YOUR OBJECTIVE
Extract each line from the entries below that has the string "OFICINA" in it.

PROVIDED ENTRIES

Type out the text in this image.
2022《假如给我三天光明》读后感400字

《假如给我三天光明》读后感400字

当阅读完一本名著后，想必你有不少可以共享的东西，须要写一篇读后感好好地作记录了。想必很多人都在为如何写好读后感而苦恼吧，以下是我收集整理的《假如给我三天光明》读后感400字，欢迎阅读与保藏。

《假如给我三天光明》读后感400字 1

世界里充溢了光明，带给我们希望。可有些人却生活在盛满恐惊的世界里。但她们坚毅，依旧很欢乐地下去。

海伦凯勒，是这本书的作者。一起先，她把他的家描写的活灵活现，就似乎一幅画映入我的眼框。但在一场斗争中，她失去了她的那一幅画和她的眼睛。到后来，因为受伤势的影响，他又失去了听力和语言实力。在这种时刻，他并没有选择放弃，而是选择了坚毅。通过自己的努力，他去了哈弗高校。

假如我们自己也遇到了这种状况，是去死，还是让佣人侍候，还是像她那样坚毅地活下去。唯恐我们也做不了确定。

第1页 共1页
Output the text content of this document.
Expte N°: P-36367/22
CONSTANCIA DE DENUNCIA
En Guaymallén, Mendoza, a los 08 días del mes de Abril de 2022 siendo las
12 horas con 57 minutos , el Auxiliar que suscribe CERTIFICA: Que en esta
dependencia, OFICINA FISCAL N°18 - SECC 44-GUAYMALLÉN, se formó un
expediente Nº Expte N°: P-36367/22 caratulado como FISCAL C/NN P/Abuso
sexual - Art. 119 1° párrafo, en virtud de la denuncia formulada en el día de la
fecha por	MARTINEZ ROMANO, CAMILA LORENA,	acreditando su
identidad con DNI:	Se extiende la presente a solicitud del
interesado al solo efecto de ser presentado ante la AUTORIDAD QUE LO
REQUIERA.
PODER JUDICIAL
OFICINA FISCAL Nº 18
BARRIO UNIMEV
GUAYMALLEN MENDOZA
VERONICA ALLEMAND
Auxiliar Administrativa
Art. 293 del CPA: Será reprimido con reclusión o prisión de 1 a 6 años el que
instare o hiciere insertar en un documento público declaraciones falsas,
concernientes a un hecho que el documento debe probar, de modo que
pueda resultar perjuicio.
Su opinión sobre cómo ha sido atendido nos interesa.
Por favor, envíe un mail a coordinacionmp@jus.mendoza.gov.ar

RESULT OF THIS TASK
dependencia, OFICINA FISCAL N°18 - SECC 44-GUAYMALLÉN, se formó un
OFICINA FISCAL Nº 18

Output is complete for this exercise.